--- start GIVEN DATA ---
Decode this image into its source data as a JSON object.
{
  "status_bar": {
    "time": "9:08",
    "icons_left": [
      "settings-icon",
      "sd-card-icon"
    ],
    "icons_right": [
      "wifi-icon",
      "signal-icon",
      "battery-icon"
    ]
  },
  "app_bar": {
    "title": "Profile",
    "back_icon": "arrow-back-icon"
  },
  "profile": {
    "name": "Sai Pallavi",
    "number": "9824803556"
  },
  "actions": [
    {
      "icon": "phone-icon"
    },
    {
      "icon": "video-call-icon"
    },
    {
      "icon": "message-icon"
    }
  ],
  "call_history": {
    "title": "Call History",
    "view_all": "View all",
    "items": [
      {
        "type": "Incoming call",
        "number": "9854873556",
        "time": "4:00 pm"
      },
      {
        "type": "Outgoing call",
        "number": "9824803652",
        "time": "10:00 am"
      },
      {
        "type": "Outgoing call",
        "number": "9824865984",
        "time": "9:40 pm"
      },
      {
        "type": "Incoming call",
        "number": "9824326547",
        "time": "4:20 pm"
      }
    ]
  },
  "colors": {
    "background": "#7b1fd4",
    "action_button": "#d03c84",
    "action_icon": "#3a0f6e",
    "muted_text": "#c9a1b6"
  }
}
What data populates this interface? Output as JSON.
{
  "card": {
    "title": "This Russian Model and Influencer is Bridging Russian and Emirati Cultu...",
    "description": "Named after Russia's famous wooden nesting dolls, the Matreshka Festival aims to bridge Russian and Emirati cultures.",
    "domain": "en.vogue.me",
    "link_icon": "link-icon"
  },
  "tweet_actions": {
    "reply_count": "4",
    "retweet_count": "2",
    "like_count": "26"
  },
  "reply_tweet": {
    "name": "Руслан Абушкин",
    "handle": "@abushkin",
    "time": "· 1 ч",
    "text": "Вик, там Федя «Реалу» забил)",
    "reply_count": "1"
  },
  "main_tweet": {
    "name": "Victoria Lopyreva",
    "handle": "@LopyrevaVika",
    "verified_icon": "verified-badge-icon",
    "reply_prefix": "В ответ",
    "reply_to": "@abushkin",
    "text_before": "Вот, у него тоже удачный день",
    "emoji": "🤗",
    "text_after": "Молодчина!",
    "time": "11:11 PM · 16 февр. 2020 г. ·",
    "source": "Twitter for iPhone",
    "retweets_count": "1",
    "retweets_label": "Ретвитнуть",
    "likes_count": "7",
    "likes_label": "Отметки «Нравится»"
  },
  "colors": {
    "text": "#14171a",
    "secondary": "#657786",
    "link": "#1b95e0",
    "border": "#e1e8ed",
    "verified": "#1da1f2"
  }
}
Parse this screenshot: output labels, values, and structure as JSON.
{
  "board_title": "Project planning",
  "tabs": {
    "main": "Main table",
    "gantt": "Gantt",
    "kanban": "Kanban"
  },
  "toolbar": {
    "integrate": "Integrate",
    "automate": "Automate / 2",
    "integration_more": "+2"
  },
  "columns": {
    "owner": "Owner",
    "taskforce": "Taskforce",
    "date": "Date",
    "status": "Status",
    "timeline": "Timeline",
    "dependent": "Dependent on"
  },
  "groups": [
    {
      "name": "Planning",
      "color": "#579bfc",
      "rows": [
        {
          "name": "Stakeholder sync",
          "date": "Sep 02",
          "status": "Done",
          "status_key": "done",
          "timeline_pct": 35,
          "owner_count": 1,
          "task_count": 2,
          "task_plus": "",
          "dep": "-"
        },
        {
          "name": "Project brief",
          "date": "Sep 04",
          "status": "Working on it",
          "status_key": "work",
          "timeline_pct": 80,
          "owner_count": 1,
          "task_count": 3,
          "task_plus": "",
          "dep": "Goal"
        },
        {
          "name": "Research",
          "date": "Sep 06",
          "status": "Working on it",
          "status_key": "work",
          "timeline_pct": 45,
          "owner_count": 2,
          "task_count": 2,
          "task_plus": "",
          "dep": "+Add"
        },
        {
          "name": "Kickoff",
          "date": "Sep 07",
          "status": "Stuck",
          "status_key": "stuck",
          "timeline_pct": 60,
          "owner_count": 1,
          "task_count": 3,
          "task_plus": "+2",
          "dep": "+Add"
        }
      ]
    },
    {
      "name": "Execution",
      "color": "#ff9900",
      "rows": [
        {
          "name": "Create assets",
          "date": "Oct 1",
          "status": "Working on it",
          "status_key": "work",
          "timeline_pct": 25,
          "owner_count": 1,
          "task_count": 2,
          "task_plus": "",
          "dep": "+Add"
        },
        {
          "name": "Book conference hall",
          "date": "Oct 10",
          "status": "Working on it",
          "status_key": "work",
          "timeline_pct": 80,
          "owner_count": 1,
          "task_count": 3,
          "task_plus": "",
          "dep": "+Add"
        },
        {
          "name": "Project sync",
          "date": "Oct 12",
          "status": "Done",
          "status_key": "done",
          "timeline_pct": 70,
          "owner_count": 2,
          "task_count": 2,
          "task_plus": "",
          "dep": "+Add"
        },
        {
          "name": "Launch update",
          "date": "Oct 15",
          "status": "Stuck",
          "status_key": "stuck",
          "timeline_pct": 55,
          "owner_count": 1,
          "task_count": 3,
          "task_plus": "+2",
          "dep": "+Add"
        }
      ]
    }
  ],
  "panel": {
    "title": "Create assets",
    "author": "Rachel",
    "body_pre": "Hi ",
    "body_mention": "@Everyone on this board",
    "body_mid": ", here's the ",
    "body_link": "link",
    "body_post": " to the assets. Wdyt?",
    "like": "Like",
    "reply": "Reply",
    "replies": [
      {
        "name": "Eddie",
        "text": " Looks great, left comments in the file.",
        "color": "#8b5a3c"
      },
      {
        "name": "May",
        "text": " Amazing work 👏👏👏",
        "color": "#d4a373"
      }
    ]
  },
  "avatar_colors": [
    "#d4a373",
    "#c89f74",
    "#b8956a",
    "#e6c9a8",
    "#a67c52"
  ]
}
--- end GIVEN DATA ---
■ TASK REQUIREMENTS
Transcribe the full listing above without leaving anything out.

■ SOLVED PROBLEM
Decode this image into its source data as a JSON object.
{
  "status_bar": {
    "time": "9:08",
    "icons_left": [
      "settings-icon",
      "sd-card-icon"
    ],
    "icons_right": [
      "wifi-icon",
      "signal-icon",
      "battery-icon"
    ]
  },
  "app_bar": {
    "title": "Profile",
    "back_icon": "arrow-back-icon"
  },
  "profile": {
    "name": "Sai Pallavi",
    "number": "9824803556"
  },
  "actions": [
    {
      "icon": "phone-icon"
    },
    {
      "icon": "video-call-icon"
    },
    {
      "icon": "message-icon"
    }
  ],
  "call_history": {
    "title": "Call History",
    "view_all": "View all",
    "items": [
      {
        "type": "Incoming call",
        "number": "9854873556",
        "time": "4:00 pm"
      },
      {
        "type": "Outgoing call",
        "number": "9824803652",
        "time": "10:00 am"
      },
      {
        "type": "Outgoing call",
        "number": "9824865984",
        "time": "9:40 pm"
      },
      {
        "type": "Incoming call",
        "number": "9824326547",
        "time": "4:20 pm"
      }
    ]
  },
  "colors": {
    "background": "#7b1fd4",
    "action_button": "#d03c84",
    "action_icon": "#3a0f6e",
    "muted_text": "#c9a1b6"
  }
}
What data populates this interface? Output as JSON.
{
  "card": {
    "title": "This Russian Model and Influencer is Bridging Russian and Emirati Cultu...",
    "description": "Named after Russia's famous wooden nesting dolls, the Matreshka Festival aims to bridge Russian and Emirati cultures.",
    "domain": "en.vogue.me",
    "link_icon": "link-icon"
  },
  "tweet_actions": {
    "reply_count": "4",
    "retweet_count": "2",
    "like_count": "26"
  },
  "reply_tweet": {
    "name": "Руслан Абушкин",
    "handle": "@abushkin",
    "time": "· 1 ч",
    "text": "Вик, там Федя «Реалу» забил)",
    "reply_count": "1"
  },
  "main_tweet": {
    "name": "Victoria Lopyreva",
    "handle": "@LopyrevaVika",
    "verified_icon": "verified-badge-icon",
    "reply_prefix": "В ответ",
    "reply_to": "@abushkin",
    "text_before": "Вот, у него тоже удачный день",
    "emoji": "🤗",
    "text_after": "Молодчина!",
    "time": "11:11 PM · 16 февр. 2020 г. ·",
    "source": "Twitter for iPhone",
    "retweets_count": "1",
    "retweets_label": "Ретвитнуть",
    "likes_count": "7",
    "likes_label": "Отметки «Нравится»"
  },
  "colors": {
    "text": "#14171a",
    "secondary": "#657786",
    "link": "#1b95e0",
    "border": "#e1e8ed",
    "verified": "#1da1f2"
  }
}
Parse this screenshot: output labels, values, and structure as JSON.
{
  "board_title": "Project planning",
  "tabs": {
    "main": "Main table",
    "gantt": "Gantt",
    "kanban": "Kanban"
  },
  "toolbar": {
    "integrate": "Integrate",
    "automate": "Automate / 2",
    "integration_more": "+2"
  },
  "columns": {
    "owner": "Owner",
    "taskforce": "Taskforce",
    "date": "Date",
    "status": "Status",
    "timeline": "Timeline",
    "dependent": "Dependent on"
  },
  "groups": [
    {
      "name": "Planning",
      "color": "#579bfc",
      "rows": [
        {
          "name": "Stakeholder sync",
          "date": "Sep 02",
          "status": "Done",
          "status_key": "done",
          "timeline_pct": 35,
          "owner_count": 1,
          "task_count": 2,
          "task_plus": "",
          "dep": "-"
        },
        {
          "name": "Project brief",
          "date": "Sep 04",
          "status": "Working on it",
          "status_key": "work",
          "timeline_pct": 80,
          "owner_count": 1,
          "task_count": 3,
          "task_plus": "",
          "dep": "Goal"
        },
        {
          "name": "Research",
          "date": "Sep 06",
          "status": "Working on it",
          "status_key": "work",
          "timeline_pct": 45,
          "owner_count": 2,
          "task_count": 2,
          "task_plus": "",
          "dep": "+Add"
        },
        {
          "name": "Kickoff",
          "date": "Sep 07",
          "status": "Stuck",
          "status_key": "stuck",
          "timeline_pct": 60,
          "owner_count": 1,
          "task_count": 3,
          "task_plus": "+2",
          "dep": "+Add"
        }
      ]
    },
    {
      "name": "Execution",
      "color": "#ff9900",
      "rows": [
        {
          "name": "Create assets",
          "date": "Oct 1",
          "status": "Working on it",
          "status_key": "work",
          "timeline_pct": 25,
          "owner_count": 1,
          "task_count": 2,
          "task_plus": "",
          "dep": "+Add"
        },
        {
          "name": "Book conference hall",
          "date": "Oct 10",
          "status": "Working on it",
          "status_key": "work",
          "timeline_pct": 80,
          "owner_count": 1,
          "task_count": 3,
          "task_plus": "",
          "dep": "+Add"
        },
        {
          "name": "Project sync",
          "date": "Oct 12",
          "status": "Done",
          "status_key": "done",
          "timeline_pct": 70,
          "owner_count": 2,
          "task_count": 2,
          "task_plus": "",
          "dep": "+Add"
        },
        {
          "name": "Launch update",
          "date": "Oct 15",
          "status": "Stuck",
          "status_key": "stuck",
          "timeline_pct": 55,
          "owner_count": 1,
          "task_count": 3,
          "task_plus": "+2",
          "dep": "+Add"
        }
      ]
    }
  ],
  "panel": {
    "title": "Create assets",
    "author": "Rachel",
    "body_pre": "Hi ",
    "body_mention": "@Everyone on this board",
    "body_mid": ", here's the ",
    "body_link": "link",
    "body_post": " to the assets. Wdyt?",
    "like": "Like",
    "reply": "Reply",
    "replies": [
      {
        "name": "Eddie",
        "text": " Looks great, left comments in the file.",
        "color": "#8b5a3c"
      },
      {
        "name": "May",
        "text": " Amazing work 👏👏👏",
        "color": "#d4a373"
      }
    ]
  },
  "avatar_colors": [
    "#d4a373",
    "#c89f74",
    "#b8956a",
    "#e6c9a8",
    "#a67c52"
  ]
}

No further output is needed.